Given data:
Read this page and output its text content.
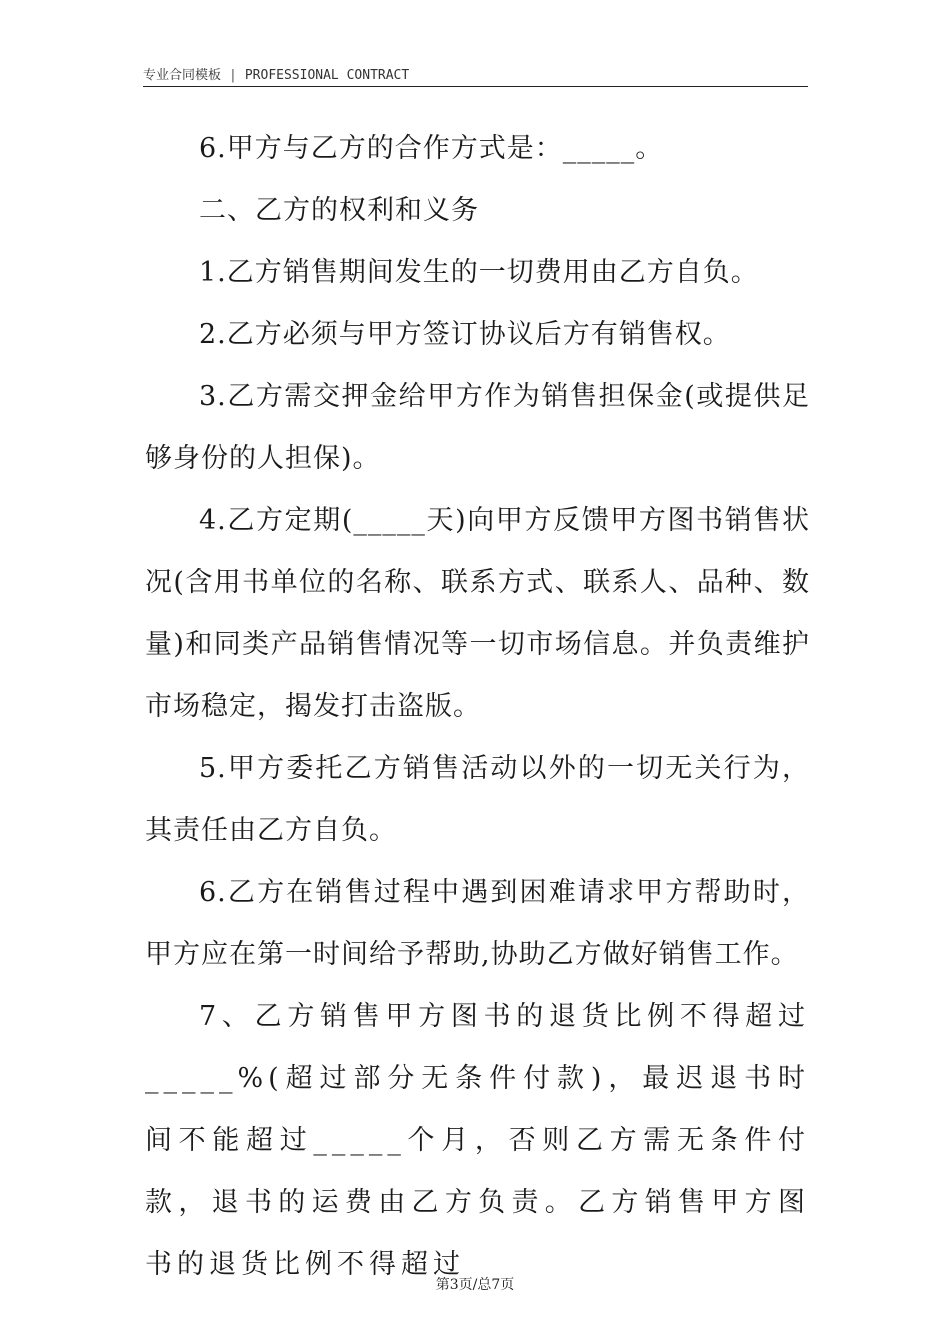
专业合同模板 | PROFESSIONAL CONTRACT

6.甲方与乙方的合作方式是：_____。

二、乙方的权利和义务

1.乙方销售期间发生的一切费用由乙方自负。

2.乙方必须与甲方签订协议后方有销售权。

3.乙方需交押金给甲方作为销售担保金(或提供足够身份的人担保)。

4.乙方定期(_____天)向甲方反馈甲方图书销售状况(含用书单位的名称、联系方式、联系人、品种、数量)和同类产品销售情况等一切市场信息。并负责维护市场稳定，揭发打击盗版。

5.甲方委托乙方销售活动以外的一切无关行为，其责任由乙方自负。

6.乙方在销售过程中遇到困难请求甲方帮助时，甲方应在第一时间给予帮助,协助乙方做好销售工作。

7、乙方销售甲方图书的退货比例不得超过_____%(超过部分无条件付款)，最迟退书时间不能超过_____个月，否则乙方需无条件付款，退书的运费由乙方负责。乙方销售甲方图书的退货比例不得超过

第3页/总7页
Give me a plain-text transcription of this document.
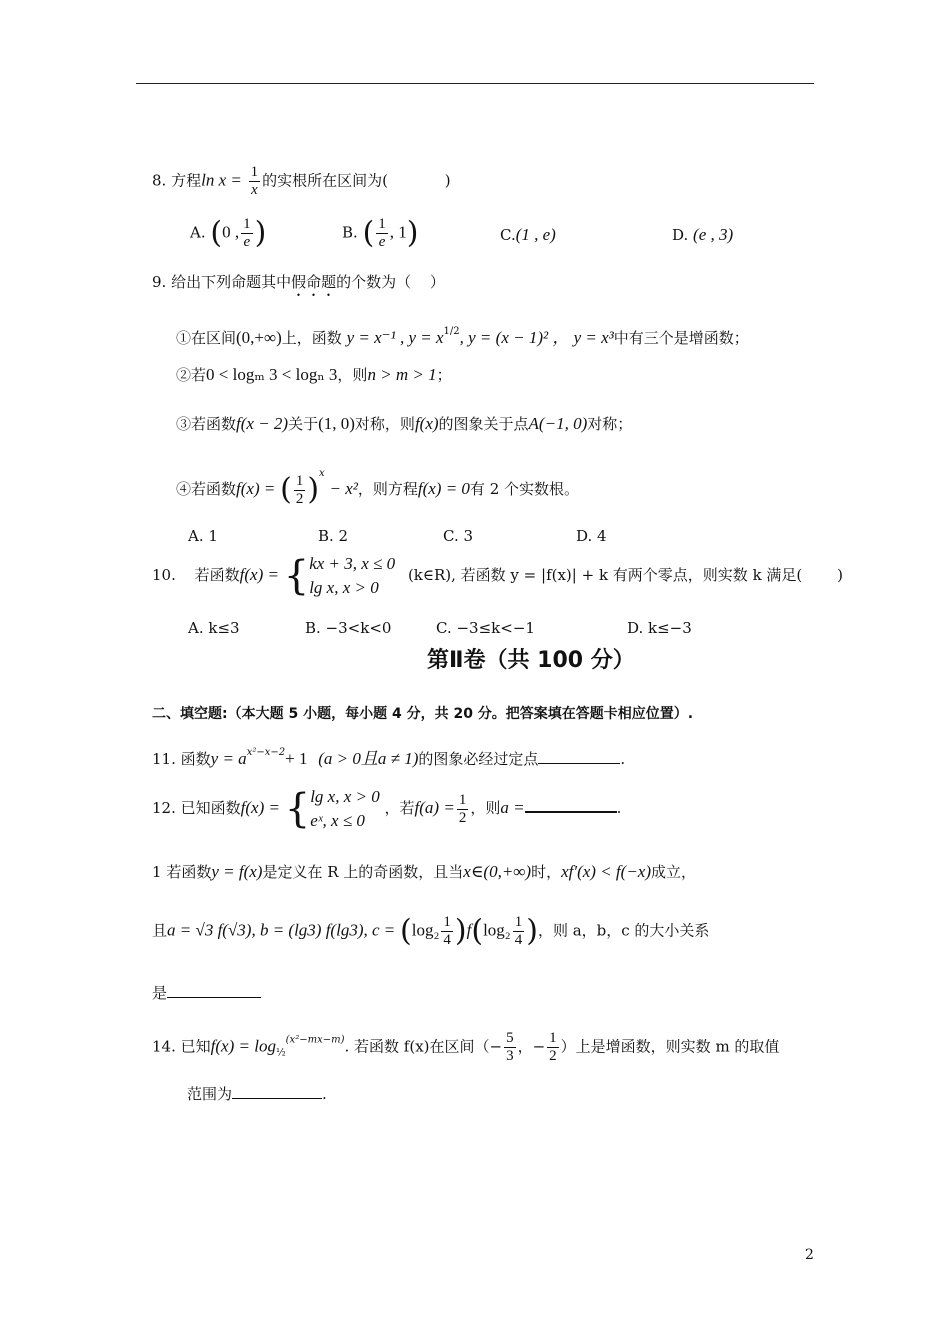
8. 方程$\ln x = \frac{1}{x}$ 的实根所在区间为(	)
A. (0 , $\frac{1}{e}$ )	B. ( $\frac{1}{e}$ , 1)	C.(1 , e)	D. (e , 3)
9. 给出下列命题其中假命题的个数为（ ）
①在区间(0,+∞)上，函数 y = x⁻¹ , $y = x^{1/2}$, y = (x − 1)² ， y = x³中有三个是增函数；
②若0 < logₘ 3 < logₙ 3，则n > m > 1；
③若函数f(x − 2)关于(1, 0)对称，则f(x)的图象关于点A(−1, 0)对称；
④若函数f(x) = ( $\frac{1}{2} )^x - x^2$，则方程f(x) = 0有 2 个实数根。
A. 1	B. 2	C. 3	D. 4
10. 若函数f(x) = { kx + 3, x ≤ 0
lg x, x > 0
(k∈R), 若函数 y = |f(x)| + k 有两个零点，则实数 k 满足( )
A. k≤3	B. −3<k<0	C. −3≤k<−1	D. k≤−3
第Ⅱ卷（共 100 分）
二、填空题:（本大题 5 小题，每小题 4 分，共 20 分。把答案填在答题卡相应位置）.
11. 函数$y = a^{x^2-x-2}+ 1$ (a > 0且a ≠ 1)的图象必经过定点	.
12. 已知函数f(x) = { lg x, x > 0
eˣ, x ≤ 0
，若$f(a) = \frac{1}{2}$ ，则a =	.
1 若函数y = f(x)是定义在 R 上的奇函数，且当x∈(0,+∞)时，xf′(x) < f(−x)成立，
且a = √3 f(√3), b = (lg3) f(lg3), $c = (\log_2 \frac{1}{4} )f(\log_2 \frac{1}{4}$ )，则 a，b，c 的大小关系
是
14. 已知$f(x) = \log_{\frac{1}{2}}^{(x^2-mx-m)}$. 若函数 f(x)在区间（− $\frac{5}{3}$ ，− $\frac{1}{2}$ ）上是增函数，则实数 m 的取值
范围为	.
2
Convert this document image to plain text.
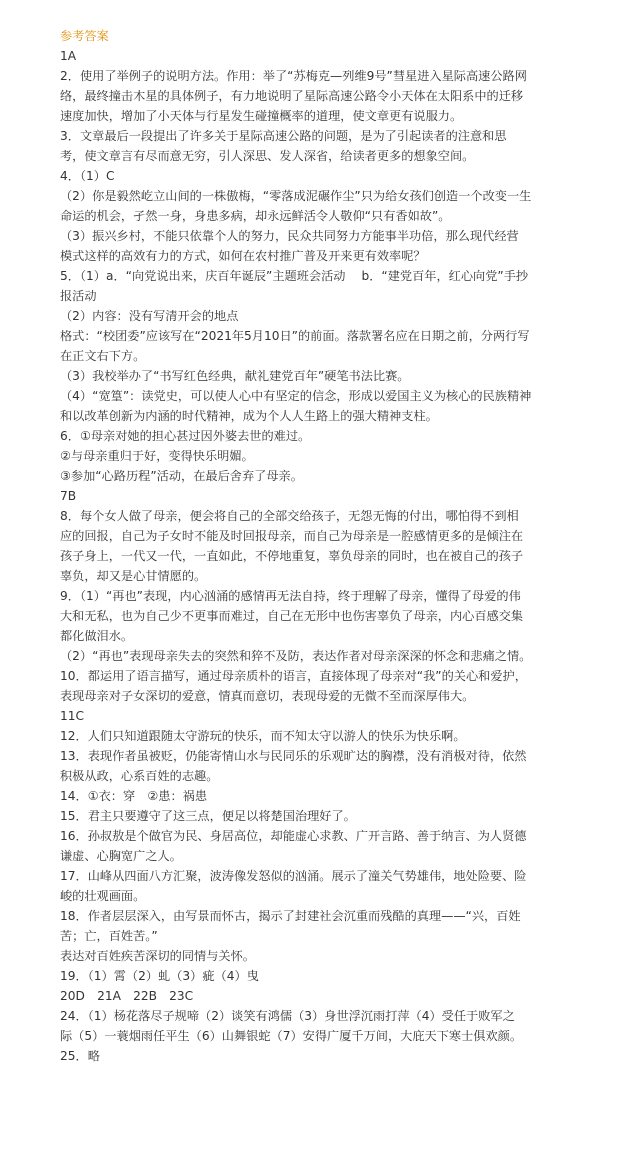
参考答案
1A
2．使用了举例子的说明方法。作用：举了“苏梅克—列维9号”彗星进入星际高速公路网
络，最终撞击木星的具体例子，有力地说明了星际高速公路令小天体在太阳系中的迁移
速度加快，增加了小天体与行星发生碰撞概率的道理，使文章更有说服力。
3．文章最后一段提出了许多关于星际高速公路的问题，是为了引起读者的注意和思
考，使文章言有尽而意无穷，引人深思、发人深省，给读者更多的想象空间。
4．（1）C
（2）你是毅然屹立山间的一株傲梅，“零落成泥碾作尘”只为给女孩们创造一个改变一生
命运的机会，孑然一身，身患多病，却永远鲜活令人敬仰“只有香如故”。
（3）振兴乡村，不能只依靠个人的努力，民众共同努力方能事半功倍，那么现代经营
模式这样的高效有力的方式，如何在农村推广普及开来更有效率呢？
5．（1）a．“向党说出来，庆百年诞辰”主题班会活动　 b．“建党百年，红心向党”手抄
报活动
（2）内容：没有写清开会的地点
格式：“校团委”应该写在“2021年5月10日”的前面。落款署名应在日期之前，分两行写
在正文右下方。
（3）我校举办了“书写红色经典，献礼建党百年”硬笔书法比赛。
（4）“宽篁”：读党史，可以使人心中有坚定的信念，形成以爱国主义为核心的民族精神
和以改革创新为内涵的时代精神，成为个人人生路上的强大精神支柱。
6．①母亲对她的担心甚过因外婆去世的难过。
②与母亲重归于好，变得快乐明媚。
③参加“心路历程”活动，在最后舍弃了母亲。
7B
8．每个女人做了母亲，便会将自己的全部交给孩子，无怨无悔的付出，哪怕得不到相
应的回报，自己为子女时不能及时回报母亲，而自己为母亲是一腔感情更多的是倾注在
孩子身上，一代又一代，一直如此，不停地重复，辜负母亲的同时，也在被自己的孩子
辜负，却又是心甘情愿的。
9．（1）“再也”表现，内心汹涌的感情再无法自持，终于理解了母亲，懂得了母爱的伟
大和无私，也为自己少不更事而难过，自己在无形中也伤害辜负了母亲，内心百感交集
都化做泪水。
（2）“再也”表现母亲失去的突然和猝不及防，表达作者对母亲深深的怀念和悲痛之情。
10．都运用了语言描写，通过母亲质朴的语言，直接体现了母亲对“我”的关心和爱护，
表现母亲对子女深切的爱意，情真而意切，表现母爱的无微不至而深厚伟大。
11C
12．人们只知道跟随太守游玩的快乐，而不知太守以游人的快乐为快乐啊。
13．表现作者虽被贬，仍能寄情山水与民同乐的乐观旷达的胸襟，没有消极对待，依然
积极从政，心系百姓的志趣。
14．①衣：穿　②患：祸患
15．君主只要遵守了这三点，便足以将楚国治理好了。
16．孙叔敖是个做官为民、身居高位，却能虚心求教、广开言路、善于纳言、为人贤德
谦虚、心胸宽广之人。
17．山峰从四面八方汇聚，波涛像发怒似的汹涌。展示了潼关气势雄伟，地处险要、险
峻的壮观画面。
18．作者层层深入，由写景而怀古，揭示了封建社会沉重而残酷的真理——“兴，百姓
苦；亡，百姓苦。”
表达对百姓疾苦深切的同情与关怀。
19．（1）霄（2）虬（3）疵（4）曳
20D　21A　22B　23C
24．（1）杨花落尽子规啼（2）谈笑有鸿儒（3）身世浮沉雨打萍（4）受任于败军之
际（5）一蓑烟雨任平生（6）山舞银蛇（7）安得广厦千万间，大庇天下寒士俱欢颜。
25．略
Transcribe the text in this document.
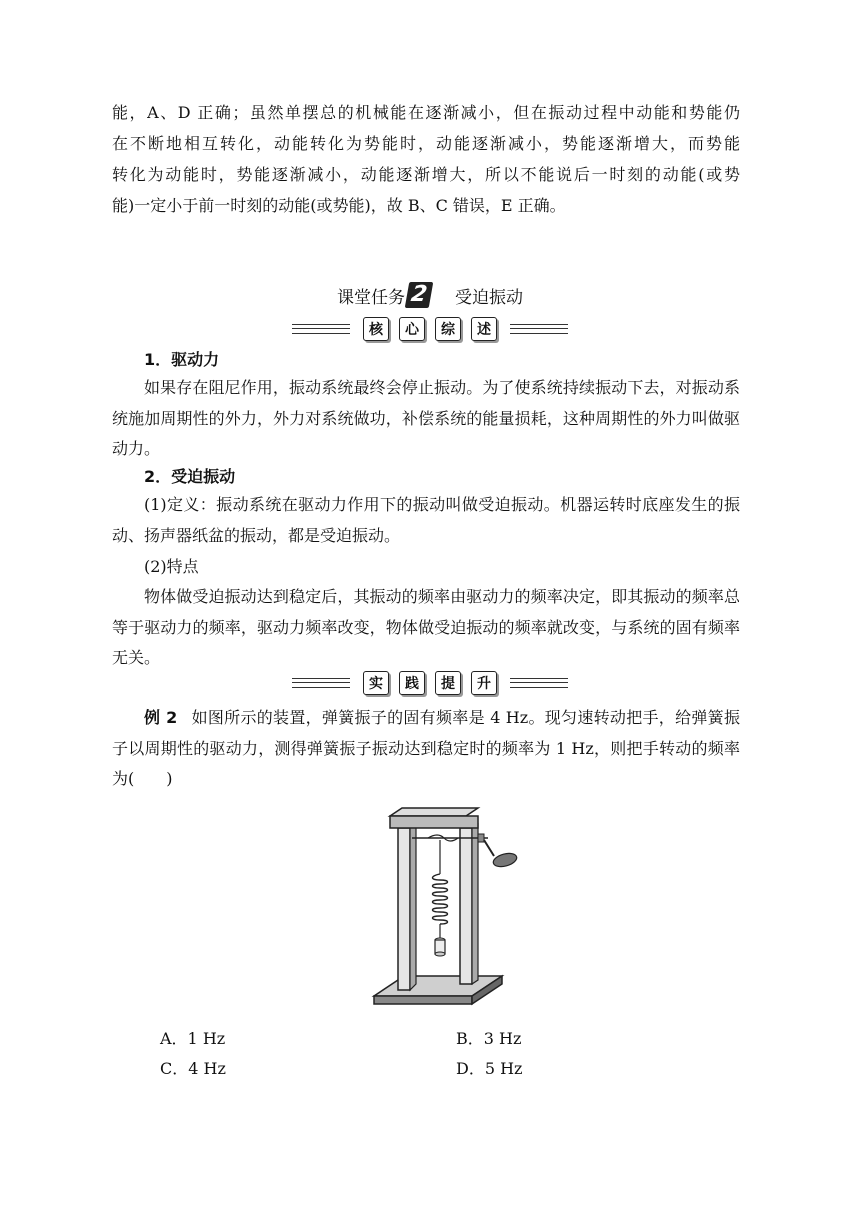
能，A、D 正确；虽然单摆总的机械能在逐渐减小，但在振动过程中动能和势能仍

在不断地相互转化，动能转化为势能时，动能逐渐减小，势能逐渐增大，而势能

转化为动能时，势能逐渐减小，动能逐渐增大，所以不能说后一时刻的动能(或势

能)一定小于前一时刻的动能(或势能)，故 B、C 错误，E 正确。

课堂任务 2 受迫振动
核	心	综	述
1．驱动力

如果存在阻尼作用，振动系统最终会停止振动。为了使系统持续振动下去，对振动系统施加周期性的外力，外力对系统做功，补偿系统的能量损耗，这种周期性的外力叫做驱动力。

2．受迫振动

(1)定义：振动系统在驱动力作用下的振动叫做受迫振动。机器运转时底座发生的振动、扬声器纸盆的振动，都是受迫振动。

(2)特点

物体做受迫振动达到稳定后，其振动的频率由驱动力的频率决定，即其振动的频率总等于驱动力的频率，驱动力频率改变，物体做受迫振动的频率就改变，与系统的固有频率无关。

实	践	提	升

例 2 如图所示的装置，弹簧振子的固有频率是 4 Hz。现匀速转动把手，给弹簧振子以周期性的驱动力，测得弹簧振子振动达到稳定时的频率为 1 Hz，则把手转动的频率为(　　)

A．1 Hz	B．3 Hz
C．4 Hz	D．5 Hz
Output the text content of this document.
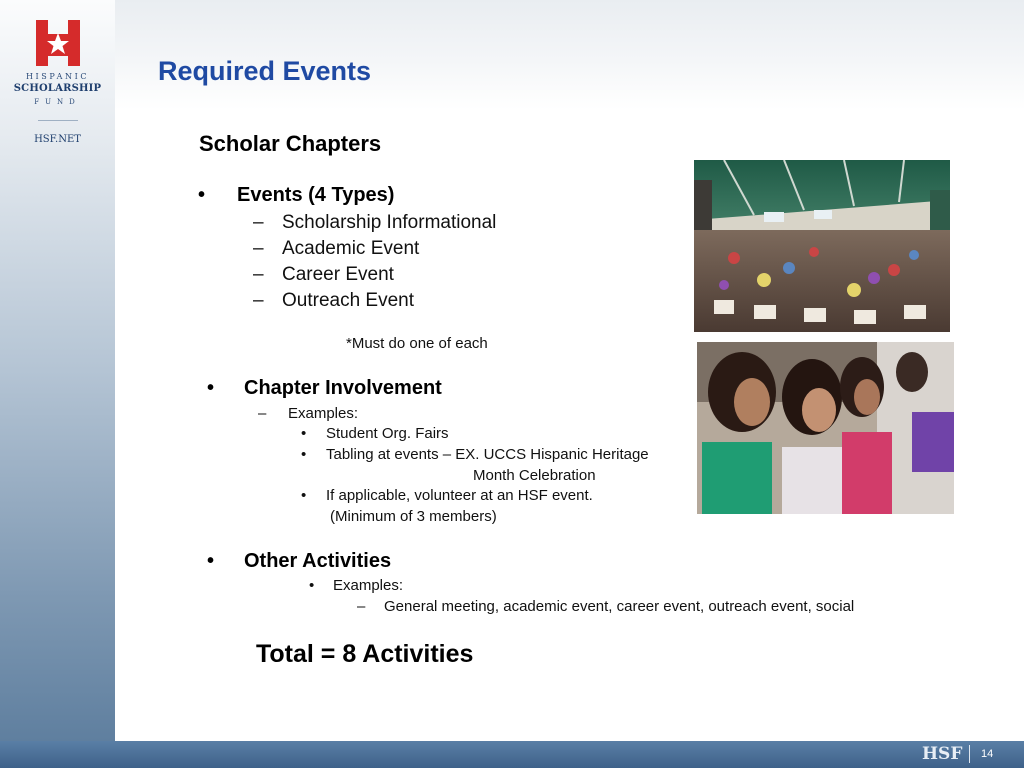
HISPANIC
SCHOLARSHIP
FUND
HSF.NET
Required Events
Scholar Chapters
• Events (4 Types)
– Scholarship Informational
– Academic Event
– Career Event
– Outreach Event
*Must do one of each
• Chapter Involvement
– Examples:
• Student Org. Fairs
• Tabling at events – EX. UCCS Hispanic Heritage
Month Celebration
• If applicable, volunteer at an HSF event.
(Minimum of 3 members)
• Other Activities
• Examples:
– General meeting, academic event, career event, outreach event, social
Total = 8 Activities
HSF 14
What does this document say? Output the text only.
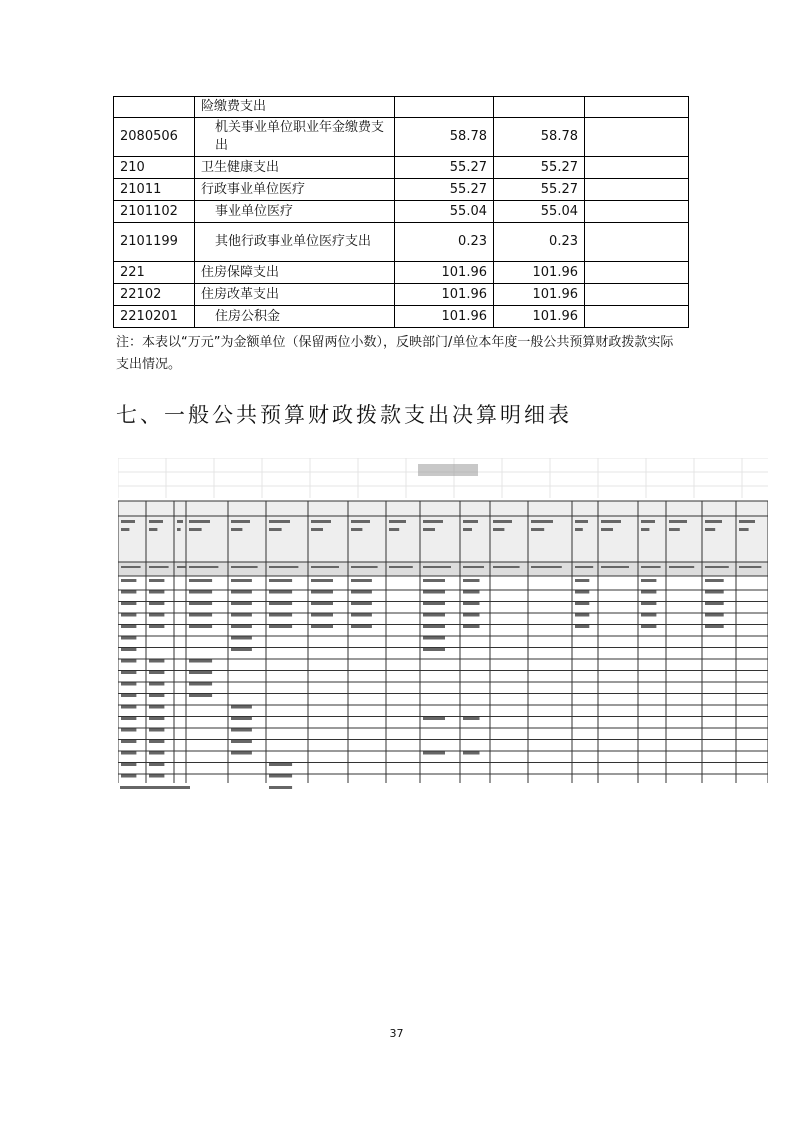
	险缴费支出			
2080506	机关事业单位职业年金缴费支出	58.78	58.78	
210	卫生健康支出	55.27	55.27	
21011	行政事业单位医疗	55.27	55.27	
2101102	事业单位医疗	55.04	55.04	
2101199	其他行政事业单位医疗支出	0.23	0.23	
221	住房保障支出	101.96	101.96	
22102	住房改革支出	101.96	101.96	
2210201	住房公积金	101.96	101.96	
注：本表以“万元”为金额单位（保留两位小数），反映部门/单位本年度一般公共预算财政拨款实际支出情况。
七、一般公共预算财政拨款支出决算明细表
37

Your task:
Check each line of the records above for the string "this", and report every line that has it.

Right answer:
Read this page and output its text content.
Give me a plain-text transcription of this document.
Convert this document image to plain text.
Transcribe the text in this document.
Output the text content of this document.
What does this document say? Output the text only.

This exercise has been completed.